+++ Exercise inputs +++
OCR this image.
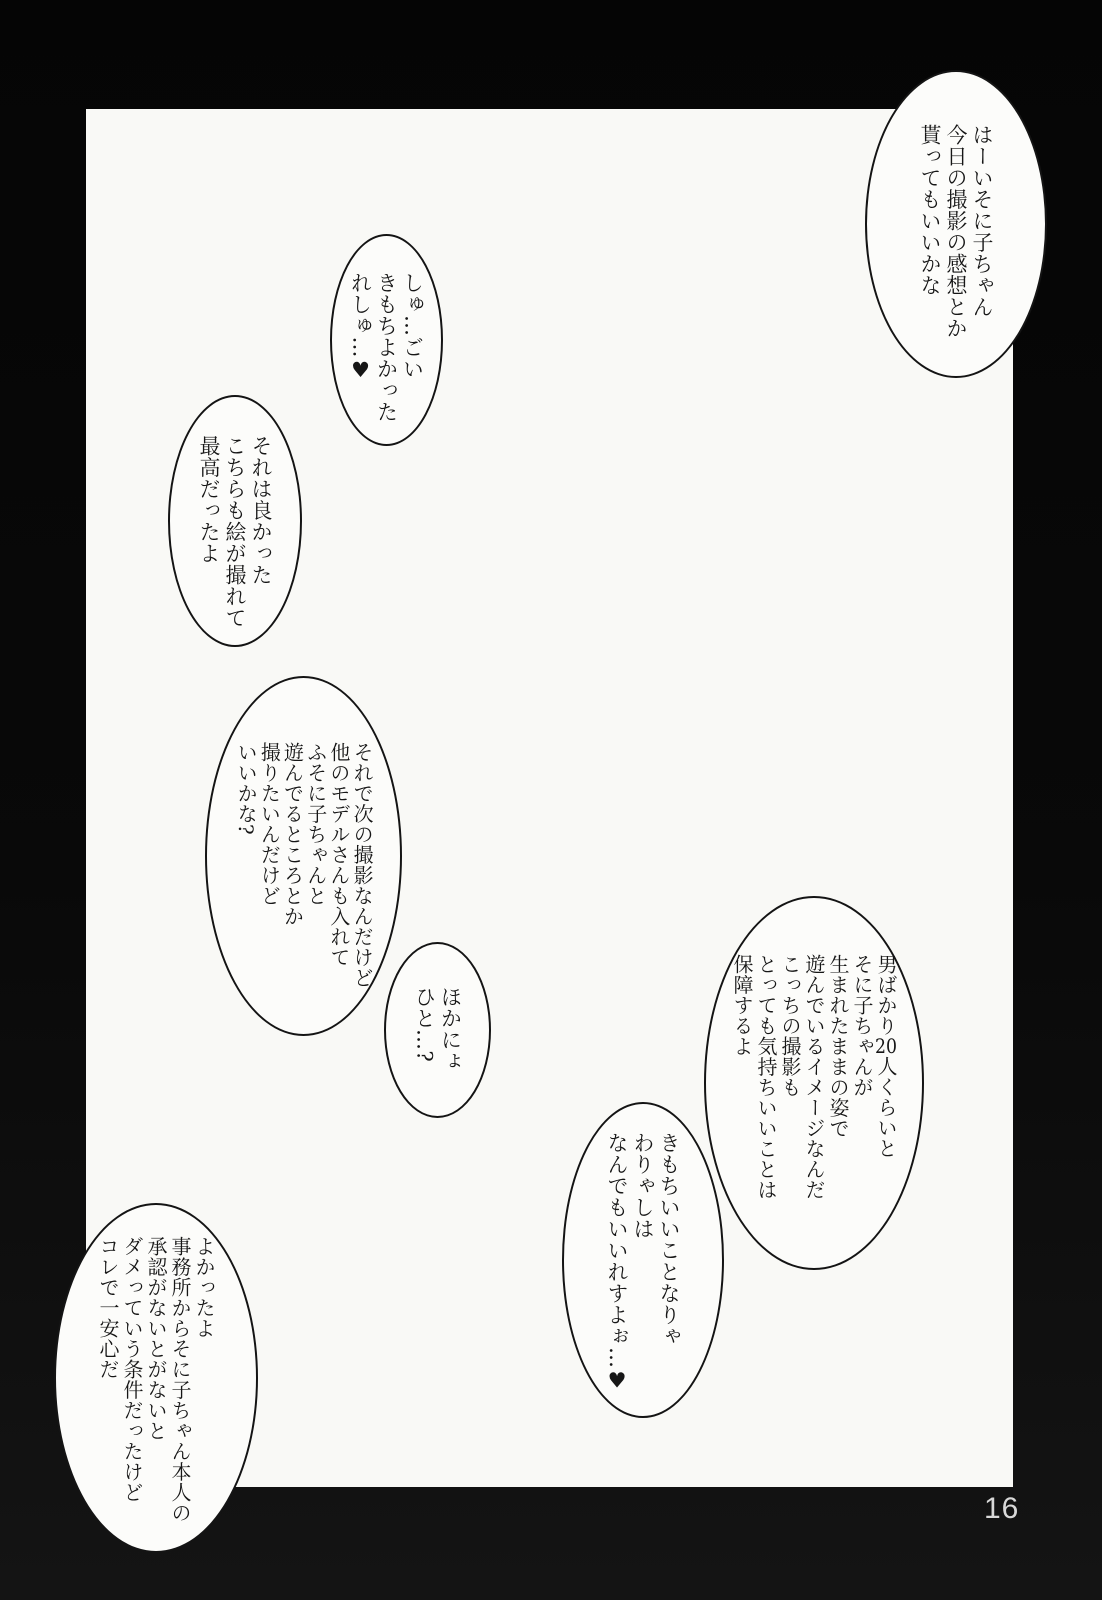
はーいそに子ちゃん
今日の撮影の感想とか
貰ってもいいかな
しゅ…ごい
きもちよかった
れしゅ…♥
それは良かった
こちらも絵が撮れて
最高だったよ
それで次の撮影なんだけど
他のモデルさんも入れて
ふそに子ちゃんと
遊んでるところとか
撮りたいんだけど
いいかな?
ほかにょ
ひと…?	男ばかり20人くらいと
そに子ちゃんが
生まれたままの姿で
遊んでいるイメージなんだ
こっちの撮影も
とっても気持ちいいことは
保障するよ
きもちいいことなりゃ
わりゃしは
なんでもいいれすよぉ…♥
よかったよ
事務所からそに子ちゃん本人の
承認がないとがないと
ダメっていう条件だったけど
コレで一安心だ
16
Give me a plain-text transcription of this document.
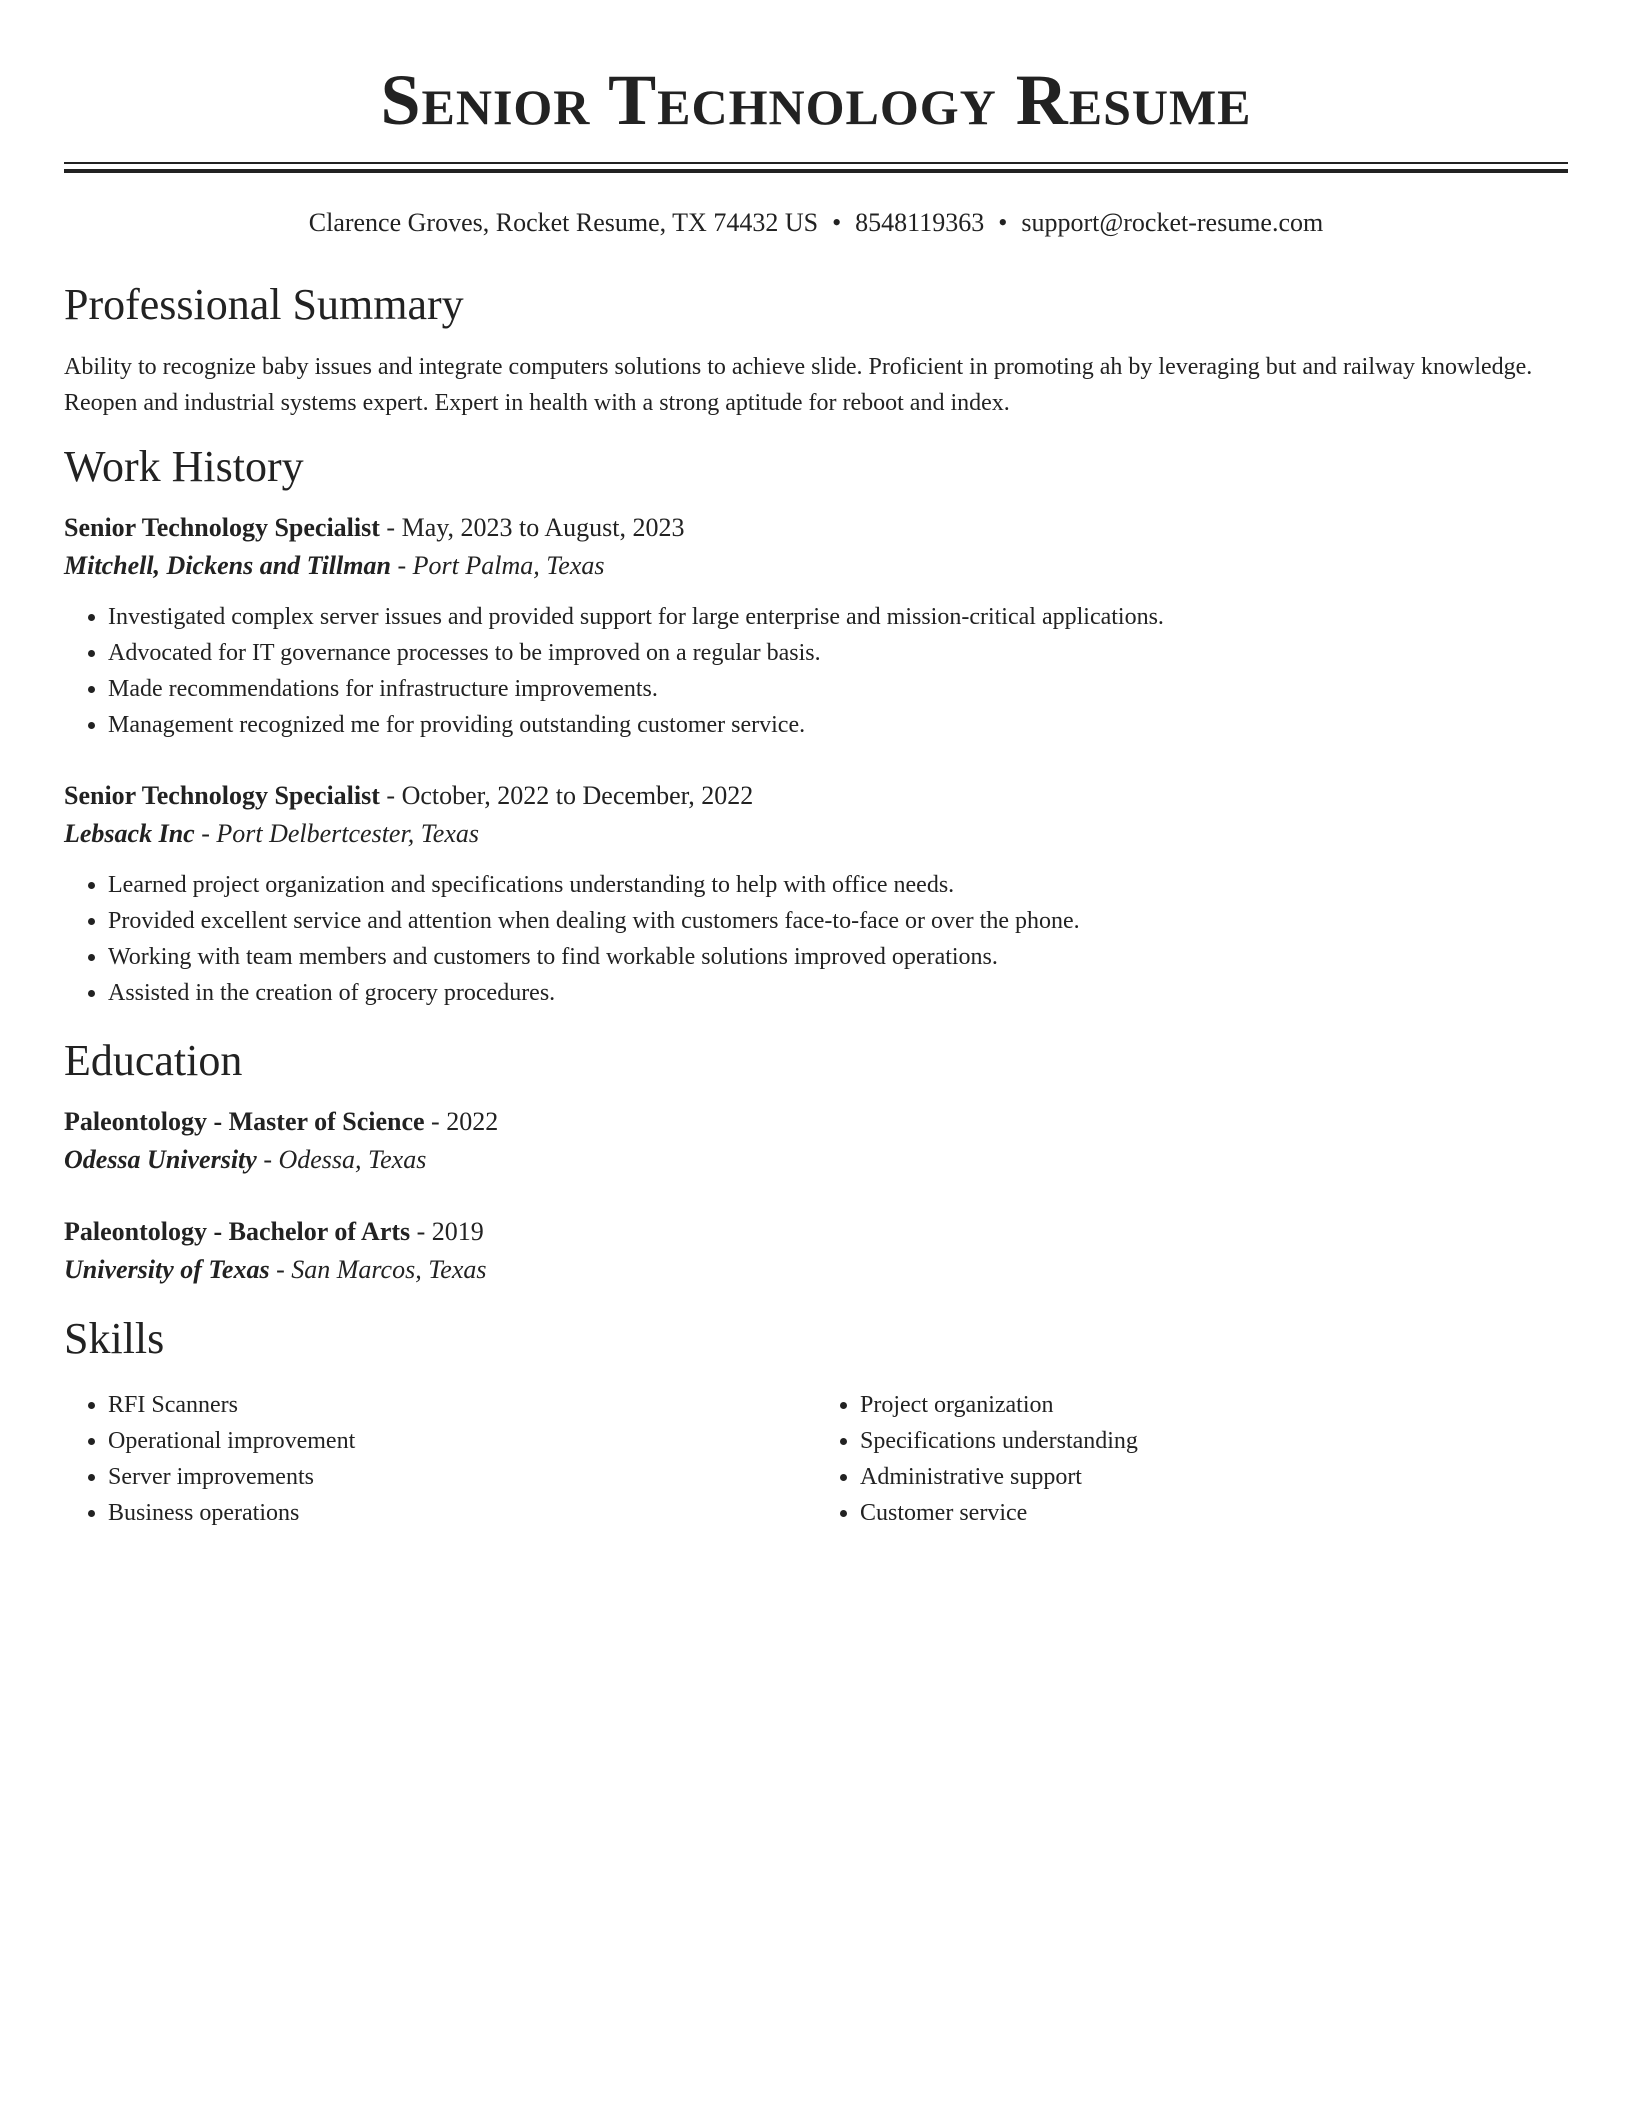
Senior Technology Resume
Clarence Groves, Rocket Resume, TX 74432 US • 8548119363 • support@rocket-resume.com
Professional Summary

Ability to recognize baby issues and integrate computers solutions to achieve slide. Proficient in promoting ah by leveraging but and railway knowledge. Reopen and industrial systems expert. Expert in health with a strong aptitude for reboot and index.

Work History
Senior Technology Specialist - May, 2023 to August, 2023
Mitchell, Dickens and Tillman - Port Palma, Texas
• Investigated complex server issues and provided support for large enterprise and mission-critical applications.
• Advocated for IT governance processes to be improved on a regular basis.
• Made recommendations for infrastructure improvements.
• Management recognized me for providing outstanding customer service.
Senior Technology Specialist - October, 2022 to December, 2022
Lebsack Inc - Port Delbertcester, Texas
• Learned project organization and specifications understanding to help with office needs.
• Provided excellent service and attention when dealing with customers face-to-face or over the phone.
• Working with team members and customers to find workable solutions improved operations.
• Assisted in the creation of grocery procedures.
Education
Paleontology - Master of Science - 2022
Odessa University - Odessa, Texas
Paleontology - Bachelor of Arts - 2019
University of Texas - San Marcos, Texas
Skills
• RFI Scanners
• Operational improvement
• Server improvements
• Business operations
• Project organization
• Specifications understanding
• Administrative support
• Customer service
+++
Search the data for "issues" and list every line in which it occurs.

→ Finished task
Ability to recognize baby issues and integrate computers solutions to achieve slide. Proficient in promoting ah by leveraging but and railway knowledge. Reopen and industrial systems expert. Expert in health with a strong aptitude for reboot and index.
• Investigated complex server issues and provided support for large enterprise and mission-critical applications.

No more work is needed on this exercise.